Given task: Count how many lines contain the word "screenshot". Please give only the number.

Stored data entries:
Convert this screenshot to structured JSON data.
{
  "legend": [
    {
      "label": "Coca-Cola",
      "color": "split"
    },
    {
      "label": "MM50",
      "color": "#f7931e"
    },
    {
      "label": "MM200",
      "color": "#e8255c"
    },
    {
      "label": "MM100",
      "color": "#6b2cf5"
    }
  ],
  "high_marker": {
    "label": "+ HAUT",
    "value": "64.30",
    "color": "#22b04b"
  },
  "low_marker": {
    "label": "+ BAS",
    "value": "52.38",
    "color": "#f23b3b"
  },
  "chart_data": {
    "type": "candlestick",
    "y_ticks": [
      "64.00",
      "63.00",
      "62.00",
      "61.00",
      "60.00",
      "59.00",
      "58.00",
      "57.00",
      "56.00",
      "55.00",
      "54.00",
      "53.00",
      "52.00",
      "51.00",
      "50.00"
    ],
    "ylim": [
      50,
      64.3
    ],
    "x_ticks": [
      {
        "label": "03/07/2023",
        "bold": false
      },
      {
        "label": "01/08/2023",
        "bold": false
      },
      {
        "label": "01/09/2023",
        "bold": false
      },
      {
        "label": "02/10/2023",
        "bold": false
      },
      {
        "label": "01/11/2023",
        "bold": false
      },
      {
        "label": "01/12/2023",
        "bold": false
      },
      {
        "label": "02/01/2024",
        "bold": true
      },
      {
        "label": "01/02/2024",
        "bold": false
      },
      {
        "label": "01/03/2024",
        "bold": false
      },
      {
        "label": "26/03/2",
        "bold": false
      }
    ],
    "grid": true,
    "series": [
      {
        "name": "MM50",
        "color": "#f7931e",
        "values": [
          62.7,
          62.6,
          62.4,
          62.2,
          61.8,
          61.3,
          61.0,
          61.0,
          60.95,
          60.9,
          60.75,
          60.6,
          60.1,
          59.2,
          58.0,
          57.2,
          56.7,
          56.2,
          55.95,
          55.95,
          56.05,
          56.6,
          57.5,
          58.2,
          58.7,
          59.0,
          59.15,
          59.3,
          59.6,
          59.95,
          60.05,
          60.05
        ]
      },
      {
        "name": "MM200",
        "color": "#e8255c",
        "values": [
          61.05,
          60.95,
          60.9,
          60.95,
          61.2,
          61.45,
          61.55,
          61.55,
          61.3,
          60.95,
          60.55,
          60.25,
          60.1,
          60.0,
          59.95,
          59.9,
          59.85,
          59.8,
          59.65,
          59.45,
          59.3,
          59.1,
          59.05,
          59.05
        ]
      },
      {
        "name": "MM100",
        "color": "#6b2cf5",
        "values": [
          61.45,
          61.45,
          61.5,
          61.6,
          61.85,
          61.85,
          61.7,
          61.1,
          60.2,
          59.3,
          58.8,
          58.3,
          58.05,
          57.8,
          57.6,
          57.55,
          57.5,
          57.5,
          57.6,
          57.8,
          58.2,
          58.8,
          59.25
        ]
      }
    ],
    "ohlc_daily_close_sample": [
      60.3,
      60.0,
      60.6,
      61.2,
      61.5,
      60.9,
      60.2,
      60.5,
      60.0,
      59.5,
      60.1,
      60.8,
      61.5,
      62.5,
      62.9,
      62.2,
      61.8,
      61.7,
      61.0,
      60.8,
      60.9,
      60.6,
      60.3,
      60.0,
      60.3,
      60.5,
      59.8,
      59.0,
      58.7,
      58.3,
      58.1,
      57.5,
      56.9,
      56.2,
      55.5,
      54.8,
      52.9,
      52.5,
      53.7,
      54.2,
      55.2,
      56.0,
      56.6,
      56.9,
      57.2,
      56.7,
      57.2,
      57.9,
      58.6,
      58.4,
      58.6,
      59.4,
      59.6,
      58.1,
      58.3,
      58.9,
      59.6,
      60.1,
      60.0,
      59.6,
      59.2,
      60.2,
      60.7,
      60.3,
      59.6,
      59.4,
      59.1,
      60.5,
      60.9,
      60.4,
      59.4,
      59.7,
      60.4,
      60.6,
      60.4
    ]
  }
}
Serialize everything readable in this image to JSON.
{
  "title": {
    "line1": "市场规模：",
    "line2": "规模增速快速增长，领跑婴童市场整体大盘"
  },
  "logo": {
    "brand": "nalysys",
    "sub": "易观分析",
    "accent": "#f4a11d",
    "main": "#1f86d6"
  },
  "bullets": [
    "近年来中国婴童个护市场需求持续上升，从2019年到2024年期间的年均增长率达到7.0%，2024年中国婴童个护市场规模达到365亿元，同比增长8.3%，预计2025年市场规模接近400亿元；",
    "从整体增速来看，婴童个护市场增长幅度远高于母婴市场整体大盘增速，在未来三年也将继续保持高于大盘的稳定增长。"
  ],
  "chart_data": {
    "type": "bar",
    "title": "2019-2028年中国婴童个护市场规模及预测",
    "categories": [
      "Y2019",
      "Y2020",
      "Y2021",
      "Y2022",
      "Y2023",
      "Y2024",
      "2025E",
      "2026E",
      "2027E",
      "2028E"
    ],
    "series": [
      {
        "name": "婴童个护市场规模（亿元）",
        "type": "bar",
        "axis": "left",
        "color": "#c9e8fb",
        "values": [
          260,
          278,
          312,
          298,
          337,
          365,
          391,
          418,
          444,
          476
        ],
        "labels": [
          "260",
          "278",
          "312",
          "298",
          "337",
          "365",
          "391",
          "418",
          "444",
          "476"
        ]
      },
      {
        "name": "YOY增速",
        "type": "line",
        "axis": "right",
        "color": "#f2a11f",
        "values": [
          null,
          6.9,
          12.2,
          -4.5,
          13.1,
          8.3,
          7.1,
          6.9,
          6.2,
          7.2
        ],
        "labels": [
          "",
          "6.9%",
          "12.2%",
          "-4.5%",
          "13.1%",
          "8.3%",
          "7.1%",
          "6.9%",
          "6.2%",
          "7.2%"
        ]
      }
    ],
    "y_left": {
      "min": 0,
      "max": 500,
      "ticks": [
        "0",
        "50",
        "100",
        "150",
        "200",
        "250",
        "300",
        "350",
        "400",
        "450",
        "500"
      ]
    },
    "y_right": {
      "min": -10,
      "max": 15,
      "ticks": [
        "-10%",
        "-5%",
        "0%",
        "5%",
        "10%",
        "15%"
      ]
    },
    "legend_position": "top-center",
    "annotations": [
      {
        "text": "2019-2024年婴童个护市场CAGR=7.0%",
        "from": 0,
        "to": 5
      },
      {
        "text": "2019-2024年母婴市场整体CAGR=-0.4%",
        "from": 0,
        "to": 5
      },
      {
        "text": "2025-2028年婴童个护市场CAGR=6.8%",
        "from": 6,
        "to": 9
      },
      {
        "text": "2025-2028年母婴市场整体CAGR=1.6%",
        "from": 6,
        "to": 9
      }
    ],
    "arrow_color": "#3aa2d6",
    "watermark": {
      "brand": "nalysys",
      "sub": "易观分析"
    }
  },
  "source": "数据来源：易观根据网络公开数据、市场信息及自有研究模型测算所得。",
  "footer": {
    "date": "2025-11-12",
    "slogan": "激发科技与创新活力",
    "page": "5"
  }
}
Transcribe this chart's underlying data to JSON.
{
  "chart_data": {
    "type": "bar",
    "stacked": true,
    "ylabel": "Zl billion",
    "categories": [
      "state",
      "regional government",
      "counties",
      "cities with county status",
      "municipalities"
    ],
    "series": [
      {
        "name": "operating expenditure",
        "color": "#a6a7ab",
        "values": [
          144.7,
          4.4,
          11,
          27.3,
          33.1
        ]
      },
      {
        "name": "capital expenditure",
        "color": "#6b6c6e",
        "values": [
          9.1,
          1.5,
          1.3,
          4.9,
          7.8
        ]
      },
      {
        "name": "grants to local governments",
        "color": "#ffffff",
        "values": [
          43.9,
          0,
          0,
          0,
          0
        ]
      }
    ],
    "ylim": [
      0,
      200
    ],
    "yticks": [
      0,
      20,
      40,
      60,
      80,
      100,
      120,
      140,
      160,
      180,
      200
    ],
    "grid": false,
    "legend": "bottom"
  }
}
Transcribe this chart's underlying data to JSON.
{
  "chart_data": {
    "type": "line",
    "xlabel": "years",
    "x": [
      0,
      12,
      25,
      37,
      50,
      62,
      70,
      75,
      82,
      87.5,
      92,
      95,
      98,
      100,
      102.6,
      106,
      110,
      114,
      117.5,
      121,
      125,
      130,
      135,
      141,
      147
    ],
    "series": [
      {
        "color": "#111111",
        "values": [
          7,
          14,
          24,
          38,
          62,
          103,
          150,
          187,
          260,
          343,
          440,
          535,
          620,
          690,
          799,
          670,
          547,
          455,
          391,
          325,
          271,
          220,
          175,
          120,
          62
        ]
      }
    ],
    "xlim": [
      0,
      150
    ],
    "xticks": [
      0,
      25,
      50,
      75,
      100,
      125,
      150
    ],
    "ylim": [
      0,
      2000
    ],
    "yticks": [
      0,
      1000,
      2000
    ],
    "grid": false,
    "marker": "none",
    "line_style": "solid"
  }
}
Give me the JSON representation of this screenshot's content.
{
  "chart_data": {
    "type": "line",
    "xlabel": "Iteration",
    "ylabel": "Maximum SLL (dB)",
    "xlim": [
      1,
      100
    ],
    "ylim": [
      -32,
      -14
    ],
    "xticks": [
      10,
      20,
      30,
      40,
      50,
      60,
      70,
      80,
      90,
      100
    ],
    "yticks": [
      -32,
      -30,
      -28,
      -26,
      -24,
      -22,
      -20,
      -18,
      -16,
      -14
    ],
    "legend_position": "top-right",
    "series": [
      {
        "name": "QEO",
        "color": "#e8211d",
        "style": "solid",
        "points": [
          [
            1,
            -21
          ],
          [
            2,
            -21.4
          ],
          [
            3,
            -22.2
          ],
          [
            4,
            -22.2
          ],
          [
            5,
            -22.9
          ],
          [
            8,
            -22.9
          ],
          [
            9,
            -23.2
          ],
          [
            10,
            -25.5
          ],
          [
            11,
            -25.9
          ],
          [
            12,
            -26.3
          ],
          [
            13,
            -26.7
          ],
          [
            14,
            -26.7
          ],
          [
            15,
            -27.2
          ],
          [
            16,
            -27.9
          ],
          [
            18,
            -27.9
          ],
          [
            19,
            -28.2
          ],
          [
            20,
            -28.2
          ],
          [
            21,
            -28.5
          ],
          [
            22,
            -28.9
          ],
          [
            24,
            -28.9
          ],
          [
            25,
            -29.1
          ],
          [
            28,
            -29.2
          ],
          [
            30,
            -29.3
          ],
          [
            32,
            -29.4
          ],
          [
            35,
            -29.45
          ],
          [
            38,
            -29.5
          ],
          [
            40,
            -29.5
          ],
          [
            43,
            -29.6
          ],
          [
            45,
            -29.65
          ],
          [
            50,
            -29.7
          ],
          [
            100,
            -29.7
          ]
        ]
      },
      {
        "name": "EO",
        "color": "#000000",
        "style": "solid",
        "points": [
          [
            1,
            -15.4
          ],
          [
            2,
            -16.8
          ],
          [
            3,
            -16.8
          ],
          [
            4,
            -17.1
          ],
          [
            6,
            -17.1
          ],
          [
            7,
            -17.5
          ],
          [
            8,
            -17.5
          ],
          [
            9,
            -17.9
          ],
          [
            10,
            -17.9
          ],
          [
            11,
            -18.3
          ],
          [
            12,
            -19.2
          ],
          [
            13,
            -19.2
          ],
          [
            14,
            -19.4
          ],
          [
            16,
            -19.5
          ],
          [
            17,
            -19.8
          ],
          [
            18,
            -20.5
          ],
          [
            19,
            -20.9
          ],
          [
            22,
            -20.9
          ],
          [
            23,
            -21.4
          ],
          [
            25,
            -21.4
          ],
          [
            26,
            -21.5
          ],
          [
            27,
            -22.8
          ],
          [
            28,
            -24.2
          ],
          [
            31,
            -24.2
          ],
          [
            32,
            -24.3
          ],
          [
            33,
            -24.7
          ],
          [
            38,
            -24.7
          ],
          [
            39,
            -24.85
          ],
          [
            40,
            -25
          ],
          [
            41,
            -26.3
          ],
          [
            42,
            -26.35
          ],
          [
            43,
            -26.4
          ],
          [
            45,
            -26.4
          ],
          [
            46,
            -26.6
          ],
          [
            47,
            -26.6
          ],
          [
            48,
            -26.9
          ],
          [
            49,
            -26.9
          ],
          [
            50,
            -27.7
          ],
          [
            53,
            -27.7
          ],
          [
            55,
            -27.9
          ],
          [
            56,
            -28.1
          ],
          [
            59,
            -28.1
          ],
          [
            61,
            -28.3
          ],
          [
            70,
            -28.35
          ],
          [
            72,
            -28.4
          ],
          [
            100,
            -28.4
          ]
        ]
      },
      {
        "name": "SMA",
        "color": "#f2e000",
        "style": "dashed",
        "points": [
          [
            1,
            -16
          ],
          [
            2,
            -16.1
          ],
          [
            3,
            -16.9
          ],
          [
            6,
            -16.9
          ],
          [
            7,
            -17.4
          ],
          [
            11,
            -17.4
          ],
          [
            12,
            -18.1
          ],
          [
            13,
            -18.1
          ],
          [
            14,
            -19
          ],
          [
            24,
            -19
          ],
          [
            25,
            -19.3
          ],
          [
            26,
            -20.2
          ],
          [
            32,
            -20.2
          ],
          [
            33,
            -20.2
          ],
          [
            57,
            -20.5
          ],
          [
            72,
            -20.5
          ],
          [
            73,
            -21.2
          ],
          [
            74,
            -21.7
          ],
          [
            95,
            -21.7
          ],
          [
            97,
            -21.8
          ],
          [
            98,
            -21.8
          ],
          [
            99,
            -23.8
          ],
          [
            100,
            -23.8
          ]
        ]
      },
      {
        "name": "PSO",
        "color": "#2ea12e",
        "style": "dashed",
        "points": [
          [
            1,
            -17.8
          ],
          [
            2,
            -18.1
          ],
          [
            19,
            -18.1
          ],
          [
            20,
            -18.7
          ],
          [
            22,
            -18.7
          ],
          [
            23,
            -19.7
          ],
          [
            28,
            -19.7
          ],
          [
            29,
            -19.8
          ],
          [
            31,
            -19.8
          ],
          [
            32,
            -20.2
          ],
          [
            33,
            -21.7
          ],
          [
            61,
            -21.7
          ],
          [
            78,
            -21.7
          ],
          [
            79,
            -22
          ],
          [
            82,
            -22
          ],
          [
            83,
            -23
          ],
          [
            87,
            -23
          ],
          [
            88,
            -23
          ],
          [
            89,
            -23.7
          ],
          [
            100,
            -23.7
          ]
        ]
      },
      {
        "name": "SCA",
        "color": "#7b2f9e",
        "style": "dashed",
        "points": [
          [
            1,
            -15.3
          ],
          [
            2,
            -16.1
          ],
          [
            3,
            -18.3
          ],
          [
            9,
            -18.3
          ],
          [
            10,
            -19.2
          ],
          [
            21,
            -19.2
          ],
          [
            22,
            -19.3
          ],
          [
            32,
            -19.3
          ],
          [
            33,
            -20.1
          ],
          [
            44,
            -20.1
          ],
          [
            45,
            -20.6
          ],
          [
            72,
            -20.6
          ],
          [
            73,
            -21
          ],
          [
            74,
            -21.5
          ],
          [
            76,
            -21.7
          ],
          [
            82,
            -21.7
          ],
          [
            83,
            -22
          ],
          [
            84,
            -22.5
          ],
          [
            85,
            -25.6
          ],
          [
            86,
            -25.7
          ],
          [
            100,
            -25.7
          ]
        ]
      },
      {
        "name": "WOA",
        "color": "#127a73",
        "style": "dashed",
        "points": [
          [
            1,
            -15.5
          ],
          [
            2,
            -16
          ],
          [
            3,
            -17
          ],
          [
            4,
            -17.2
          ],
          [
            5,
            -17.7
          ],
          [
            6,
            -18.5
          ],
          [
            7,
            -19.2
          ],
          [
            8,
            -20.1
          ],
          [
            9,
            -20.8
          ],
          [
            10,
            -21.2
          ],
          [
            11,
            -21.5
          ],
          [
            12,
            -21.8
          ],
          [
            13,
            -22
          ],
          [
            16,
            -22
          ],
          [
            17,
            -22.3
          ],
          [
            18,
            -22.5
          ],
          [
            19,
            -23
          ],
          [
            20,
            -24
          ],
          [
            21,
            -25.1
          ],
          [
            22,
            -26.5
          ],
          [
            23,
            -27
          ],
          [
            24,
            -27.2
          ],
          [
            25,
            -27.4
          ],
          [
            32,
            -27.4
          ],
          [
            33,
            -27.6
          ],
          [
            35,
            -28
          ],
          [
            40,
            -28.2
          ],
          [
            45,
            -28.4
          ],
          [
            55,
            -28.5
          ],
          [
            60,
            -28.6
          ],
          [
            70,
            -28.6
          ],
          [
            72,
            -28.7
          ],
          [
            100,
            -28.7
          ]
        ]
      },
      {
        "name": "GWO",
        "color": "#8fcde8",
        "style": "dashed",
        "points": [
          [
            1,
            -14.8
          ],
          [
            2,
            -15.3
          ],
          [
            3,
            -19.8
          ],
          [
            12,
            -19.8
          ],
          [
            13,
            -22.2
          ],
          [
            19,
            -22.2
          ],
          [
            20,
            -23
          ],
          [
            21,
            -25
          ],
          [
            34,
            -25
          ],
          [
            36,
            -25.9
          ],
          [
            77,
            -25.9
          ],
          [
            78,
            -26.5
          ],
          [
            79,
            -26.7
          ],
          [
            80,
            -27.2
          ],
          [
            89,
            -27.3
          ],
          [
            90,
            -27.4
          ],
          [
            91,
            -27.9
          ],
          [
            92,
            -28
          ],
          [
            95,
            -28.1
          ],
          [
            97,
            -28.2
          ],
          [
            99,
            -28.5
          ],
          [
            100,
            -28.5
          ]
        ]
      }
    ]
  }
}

Solution for this exercise: 2